## Collected data entries
○ ○ ○ ○

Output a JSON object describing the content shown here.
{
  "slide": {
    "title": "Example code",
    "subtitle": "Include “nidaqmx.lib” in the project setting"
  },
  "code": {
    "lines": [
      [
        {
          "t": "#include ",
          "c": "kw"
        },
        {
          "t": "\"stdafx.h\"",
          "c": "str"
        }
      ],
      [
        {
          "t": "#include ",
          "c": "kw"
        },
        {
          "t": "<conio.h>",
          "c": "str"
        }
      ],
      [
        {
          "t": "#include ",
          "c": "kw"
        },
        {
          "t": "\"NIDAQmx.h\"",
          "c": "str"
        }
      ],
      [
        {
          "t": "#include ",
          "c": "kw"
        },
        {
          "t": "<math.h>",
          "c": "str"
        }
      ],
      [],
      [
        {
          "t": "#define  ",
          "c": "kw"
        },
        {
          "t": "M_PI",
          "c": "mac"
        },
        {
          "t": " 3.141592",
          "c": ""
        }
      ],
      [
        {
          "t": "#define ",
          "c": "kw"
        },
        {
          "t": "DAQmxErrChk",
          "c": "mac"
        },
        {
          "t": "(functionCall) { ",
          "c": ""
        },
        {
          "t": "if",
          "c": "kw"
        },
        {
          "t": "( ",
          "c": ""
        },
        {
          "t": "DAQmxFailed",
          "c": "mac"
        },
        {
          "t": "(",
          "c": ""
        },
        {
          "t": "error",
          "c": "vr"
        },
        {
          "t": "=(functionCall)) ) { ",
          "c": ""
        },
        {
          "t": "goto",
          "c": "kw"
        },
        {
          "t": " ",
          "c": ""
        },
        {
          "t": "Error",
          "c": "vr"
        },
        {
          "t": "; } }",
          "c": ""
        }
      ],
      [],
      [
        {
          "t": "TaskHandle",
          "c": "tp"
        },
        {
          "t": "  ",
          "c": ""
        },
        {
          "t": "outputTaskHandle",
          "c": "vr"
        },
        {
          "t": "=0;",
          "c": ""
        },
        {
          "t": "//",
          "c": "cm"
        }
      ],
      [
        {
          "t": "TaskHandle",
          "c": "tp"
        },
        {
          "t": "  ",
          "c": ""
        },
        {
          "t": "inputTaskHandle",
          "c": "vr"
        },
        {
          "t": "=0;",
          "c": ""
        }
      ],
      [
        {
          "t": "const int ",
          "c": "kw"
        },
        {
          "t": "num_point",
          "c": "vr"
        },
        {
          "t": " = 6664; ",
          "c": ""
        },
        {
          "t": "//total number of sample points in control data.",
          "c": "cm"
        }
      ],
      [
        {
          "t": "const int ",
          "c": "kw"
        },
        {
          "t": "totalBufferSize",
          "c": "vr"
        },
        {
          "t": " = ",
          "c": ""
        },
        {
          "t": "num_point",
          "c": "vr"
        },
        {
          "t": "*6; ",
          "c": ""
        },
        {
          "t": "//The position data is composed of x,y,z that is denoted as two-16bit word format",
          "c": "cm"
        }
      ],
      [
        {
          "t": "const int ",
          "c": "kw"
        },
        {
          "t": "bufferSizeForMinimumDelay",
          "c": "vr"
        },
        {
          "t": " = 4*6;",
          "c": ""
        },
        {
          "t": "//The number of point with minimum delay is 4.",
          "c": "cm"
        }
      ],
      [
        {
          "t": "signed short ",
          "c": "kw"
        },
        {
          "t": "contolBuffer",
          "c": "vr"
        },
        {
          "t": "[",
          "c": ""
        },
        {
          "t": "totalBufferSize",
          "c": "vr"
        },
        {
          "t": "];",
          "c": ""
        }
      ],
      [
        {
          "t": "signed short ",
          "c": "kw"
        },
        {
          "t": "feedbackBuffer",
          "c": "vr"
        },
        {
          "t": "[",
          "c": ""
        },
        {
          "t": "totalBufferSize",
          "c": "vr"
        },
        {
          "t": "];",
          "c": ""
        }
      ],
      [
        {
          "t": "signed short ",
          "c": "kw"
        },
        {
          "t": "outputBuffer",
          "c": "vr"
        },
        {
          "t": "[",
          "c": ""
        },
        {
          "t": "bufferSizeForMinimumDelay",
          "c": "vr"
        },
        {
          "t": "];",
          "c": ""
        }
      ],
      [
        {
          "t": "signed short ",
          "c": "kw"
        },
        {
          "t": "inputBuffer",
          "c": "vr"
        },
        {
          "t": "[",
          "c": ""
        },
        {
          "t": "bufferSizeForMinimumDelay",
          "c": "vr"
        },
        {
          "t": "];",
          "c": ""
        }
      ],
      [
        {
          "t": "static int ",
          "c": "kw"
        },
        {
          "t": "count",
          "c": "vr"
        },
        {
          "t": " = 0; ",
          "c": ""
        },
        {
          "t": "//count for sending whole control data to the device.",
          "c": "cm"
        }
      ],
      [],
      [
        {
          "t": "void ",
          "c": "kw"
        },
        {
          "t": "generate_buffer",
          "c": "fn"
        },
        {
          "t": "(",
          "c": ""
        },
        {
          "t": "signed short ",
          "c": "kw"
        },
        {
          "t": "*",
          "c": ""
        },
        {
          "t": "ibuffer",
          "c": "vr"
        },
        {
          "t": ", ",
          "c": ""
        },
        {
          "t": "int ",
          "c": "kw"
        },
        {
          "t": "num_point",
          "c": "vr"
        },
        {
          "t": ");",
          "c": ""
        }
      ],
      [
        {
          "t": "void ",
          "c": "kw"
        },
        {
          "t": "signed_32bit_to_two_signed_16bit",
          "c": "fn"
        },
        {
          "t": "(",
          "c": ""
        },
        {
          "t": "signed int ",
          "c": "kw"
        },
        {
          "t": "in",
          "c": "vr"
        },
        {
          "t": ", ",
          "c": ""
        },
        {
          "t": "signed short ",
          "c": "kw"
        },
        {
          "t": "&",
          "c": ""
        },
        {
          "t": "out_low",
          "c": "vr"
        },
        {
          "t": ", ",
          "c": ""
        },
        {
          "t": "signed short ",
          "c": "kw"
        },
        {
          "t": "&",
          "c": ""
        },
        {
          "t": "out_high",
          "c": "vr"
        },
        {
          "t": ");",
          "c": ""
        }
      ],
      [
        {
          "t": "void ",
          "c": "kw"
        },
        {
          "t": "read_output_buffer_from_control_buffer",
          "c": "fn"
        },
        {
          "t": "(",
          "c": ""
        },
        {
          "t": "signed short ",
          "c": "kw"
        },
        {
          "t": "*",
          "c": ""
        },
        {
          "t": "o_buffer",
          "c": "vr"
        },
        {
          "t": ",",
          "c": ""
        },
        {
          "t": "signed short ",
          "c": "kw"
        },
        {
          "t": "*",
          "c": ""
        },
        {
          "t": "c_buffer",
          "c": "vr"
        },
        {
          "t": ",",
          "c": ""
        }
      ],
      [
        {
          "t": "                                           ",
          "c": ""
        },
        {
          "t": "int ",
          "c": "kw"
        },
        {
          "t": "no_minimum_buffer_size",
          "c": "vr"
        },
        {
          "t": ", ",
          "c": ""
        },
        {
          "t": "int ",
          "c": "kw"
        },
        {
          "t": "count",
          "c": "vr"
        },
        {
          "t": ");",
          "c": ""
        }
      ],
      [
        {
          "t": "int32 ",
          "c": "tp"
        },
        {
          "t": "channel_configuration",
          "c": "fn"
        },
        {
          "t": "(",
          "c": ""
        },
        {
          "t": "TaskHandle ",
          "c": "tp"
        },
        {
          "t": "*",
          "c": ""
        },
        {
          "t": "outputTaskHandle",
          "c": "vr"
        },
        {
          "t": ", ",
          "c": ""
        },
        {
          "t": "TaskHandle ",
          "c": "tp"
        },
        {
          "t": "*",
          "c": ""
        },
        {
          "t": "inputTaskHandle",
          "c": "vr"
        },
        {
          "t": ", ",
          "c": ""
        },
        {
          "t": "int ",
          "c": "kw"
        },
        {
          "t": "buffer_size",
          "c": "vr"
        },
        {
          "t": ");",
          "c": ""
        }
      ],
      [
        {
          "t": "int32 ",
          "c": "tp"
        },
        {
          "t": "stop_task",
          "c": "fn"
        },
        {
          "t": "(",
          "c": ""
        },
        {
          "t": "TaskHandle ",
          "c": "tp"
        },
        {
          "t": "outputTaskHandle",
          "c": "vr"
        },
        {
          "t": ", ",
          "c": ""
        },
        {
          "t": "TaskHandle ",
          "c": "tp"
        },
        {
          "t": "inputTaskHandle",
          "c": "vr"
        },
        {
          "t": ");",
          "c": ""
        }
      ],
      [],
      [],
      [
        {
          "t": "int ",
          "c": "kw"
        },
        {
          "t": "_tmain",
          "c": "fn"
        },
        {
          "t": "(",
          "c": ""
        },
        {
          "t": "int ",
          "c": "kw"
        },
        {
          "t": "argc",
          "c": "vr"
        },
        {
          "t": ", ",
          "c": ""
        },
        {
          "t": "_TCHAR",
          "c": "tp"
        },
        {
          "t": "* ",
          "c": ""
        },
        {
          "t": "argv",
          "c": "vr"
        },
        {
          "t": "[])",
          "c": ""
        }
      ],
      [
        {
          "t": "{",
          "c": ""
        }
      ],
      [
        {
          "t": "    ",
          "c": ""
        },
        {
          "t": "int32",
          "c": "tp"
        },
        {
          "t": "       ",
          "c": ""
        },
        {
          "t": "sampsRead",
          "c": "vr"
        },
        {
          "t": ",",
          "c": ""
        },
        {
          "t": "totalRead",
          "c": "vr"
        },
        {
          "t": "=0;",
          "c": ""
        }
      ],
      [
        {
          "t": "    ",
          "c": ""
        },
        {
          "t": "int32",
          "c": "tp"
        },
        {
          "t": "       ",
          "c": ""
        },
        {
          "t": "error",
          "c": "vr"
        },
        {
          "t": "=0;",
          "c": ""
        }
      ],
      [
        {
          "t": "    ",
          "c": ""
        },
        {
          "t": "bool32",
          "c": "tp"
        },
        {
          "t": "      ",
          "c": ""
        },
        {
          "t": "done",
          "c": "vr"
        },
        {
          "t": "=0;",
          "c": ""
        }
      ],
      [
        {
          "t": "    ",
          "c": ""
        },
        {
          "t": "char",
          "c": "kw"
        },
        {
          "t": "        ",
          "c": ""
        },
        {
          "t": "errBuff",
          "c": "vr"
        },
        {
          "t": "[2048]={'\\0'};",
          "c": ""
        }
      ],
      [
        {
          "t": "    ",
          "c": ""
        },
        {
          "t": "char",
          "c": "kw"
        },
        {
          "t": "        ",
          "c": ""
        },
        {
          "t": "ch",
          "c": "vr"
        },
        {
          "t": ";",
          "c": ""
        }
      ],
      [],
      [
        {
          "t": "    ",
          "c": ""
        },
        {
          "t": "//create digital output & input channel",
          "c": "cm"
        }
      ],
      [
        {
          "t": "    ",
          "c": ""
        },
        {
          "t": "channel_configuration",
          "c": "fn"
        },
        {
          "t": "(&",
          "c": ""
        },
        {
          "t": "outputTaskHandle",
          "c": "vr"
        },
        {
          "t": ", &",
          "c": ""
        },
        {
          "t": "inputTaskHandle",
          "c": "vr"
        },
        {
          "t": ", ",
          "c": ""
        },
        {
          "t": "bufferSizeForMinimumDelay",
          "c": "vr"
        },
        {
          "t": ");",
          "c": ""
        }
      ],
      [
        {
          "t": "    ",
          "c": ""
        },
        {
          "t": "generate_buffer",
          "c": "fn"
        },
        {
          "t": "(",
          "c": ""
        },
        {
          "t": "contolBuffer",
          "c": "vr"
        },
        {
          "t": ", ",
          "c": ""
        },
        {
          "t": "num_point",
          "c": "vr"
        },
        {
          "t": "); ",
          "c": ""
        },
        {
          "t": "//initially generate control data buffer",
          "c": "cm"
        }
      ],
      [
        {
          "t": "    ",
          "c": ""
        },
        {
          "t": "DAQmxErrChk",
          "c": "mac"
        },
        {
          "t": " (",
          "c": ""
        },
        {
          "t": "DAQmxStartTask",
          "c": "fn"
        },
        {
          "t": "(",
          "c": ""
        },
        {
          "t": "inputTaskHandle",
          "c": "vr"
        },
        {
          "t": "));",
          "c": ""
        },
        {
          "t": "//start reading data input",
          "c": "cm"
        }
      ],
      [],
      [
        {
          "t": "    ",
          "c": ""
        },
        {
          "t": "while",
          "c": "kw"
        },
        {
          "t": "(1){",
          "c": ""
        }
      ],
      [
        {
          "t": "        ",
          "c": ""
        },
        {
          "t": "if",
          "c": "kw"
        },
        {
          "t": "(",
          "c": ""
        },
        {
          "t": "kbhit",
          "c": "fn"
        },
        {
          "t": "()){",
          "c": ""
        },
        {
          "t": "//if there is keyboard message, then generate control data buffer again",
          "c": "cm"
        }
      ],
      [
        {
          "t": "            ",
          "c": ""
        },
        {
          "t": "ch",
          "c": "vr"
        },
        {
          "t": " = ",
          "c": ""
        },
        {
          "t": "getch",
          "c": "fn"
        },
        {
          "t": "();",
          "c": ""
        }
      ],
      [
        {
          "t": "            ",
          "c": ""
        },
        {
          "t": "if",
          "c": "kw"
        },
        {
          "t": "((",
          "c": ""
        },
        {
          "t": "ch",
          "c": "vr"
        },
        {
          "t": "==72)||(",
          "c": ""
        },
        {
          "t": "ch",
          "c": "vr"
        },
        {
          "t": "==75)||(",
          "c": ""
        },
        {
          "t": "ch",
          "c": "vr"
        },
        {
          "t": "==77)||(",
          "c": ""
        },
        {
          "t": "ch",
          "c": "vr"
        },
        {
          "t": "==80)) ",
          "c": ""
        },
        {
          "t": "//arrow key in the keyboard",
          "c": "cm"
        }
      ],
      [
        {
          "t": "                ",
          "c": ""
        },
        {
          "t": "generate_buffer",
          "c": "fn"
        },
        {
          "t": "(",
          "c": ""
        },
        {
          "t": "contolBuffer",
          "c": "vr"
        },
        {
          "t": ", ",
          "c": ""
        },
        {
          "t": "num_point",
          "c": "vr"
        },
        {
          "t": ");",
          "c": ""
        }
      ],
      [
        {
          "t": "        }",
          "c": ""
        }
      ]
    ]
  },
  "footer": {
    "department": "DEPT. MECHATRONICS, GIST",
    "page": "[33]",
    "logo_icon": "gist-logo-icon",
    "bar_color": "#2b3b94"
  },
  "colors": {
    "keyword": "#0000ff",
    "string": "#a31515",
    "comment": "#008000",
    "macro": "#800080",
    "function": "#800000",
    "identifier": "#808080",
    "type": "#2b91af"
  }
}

○ ○ ○ ○

## Stated goal
Collect each line holding the string "keyboard".

## Task response
          "t": "//if there is keyboard message, then generate control data buffer again",
          "t": "//arrow key in the keyboard",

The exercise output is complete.